To do → Skip the pictures. Transcribe the rest of the data below without changing a word.

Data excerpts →
>>>

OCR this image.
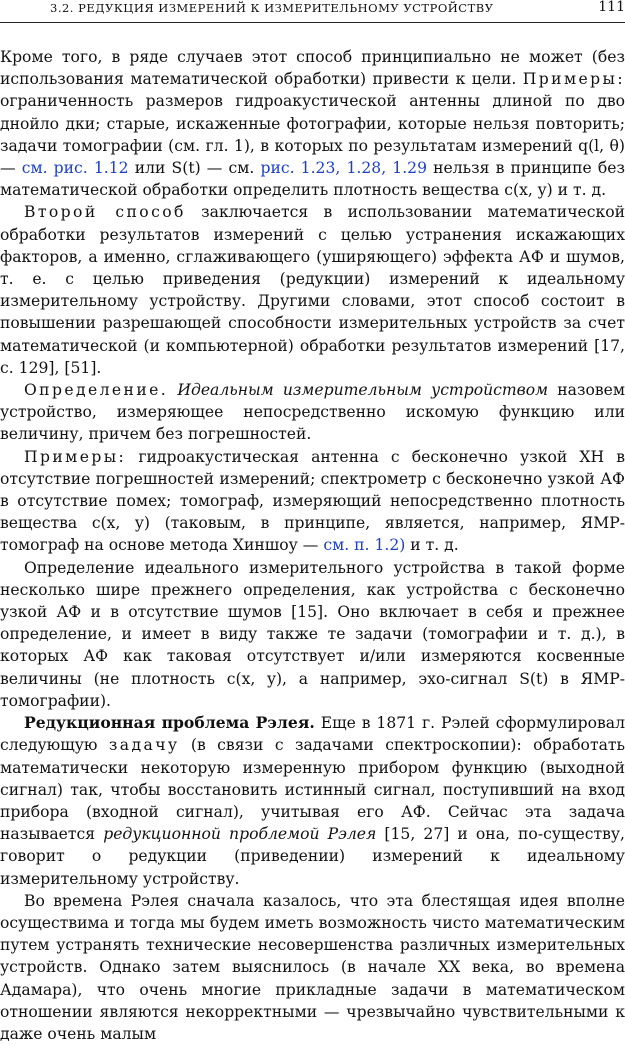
3.2. РЕДУКЦИЯ ИЗМЕРЕНИЙ К ИЗМЕРИТЕЛЬНОМУ УСТРОЙСТВУ	111

Кроме того, в ряде случаев этот способ принципиально не может (без использования математической обработки) привести к цели. Примеры: ограниченность размеров гидроакустической антенны длиной по дво днойло дки; старые, искаженные фотографии, которые нельзя повторить; задачи томографии (см. гл. 1), в которых по результатам измерений q(l, θ) — см. рис. 1.12 или S(t) — см. рис. 1.23, 1.28, 1.29 нельзя в принципе без математической обработки определить плотность вещества c(x, y) и т. д.

Второй способ заключается в использовании математической обработки результатов измерений с целью устранения искажающих факторов, а именно, сглаживающего (уширяющего) эффекта АФ и шумов, т. е. с целью приведения (редукции) измерений к идеальному измерительному устройству. Другими словами, этот способ состоит в повышении разрешающей способности измерительных устройств за счет математической (и компьютерной) обработки результатов измерений [17, с. 129], [51].

Определение. Идеальным измерительным устройством назовем устройство, измеряющее непосредственно искомую функцию или величину, причем без погрешностей.

Примеры: гидроакустическая антенна с бесконечно узкой ХН в отсутствие погрешностей измерений; спектрометр с бесконечно узкой АФ в отсутствие помех; томограф, измеряющий непосредственно плотность вещества c(x, y) (таковым, в принципе, является, например, ЯМР-томограф на основе метода Хиншоу — см. п. 1.2) и т. д.

Определение идеального измерительного устройства в такой форме несколько шире прежнего определения, как устройства с бесконечно узкой АФ и в отсутствие шумов [15]. Оно включает в себя и прежнее определение, и имеет в виду также те задачи (томографии и т. д.), в которых АФ как таковая отсутствует и/или измеряются косвенные величины (не плотность c(x, y), а например, эхо-сигнал S(t) в ЯМР-томографии).

Редукционная проблема Рэлея. Еще в 1871 г. Рэлей сформулировал следующую задачу (в связи с задачами спектроскопии): обработать математически некоторую измеренную прибором функцию (выходной сигнал) так, чтобы восстановить истинный сигнал, поступивший на вход прибора (входной сигнал), учитывая его АФ. Сейчас эта задача называется редукционной проблемой Рэлея [15, 27] и она, по-существу, говорит о редукции (приведении) измерений к идеальному измерительному устройству.

Во времена Рэлея сначала казалось, что эта блестящая идея вполне осуществима и тогда мы будем иметь возможность чисто математическим путем устранять технические несовершенства различных измерительных устройств. Однако затем выяснилось (в начале XX века, во времена Адамара), что очень многие прикладные задачи в математическом отношении являются некорректными — чрезвычайно чувствительными к даже очень малым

<<<

Exercise solution →
OCR this image.
3.2. РЕДУКЦИЯ ИЗМЕРЕНИЙ К ИЗМЕРИТЕЛЬНОМУ УСТРОЙСТВУ	111

Кроме того, в ряде случаев этот способ принципиально не может (без использования математической обработки) привести к цели. Примеры: ограниченность размеров гидроакустической антенны длиной по дво днойло дки; старые, искаженные фотографии, которые нельзя повторить; задачи томографии (см. гл. 1), в которых по результатам измерений q(l, θ) — см. рис. 1.12 или S(t) — см. рис. 1.23, 1.28, 1.29 нельзя в принципе без математической обработки определить плотность вещества c(x, y) и т. д.

Второй способ заключается в использовании математической обработки результатов измерений с целью устранения искажающих факторов, а именно, сглаживающего (уширяющего) эффекта АФ и шумов, т. е. с целью приведения (редукции) измерений к идеальному измерительному устройству. Другими словами, этот способ состоит в повышении разрешающей способности измерительных устройств за счет математической (и компьютерной) обработки результатов измерений [17, с. 129], [51].

Определение. Идеальным измерительным устройством назовем устройство, измеряющее непосредственно искомую функцию или величину, причем без погрешностей.

Примеры: гидроакустическая антенна с бесконечно узкой ХН в отсутствие погрешностей измерений; спектрометр с бесконечно узкой АФ в отсутствие помех; томограф, измеряющий непосредственно плотность вещества c(x, y) (таковым, в принципе, является, например, ЯМР-томограф на основе метода Хиншоу — см. п. 1.2) и т. д.

Определение идеального измерительного устройства в такой форме несколько шире прежнего определения, как устройства с бесконечно узкой АФ и в отсутствие шумов [15]. Оно включает в себя и прежнее определение, и имеет в виду также те задачи (томографии и т. д.), в которых АФ как таковая отсутствует и/или измеряются косвенные величины (не плотность c(x, y), а например, эхо-сигнал S(t) в ЯМР-томографии).

Редукционная проблема Рэлея. Еще в 1871 г. Рэлей сформулировал следующую задачу (в связи с задачами спектроскопии): обработать математически некоторую измеренную прибором функцию (выходной сигнал) так, чтобы восстановить истинный сигнал, поступивший на вход прибора (входной сигнал), учитывая его АФ. Сейчас эта задача называется редукционной проблемой Рэлея [15, 27] и она, по-существу, говорит о редукции (приведении) измерений к идеальному измерительному устройству.

Во времена Рэлея сначала казалось, что эта блестящая идея вполне осуществима и тогда мы будем иметь возможность чисто математическим путем устранять технические несовершенства различных измерительных устройств. Однако затем выяснилось (в начале XX века, во времена Адамара), что очень многие прикладные задачи в математическом отношении являются некорректными — чрезвычайно чувствительными к даже очень малым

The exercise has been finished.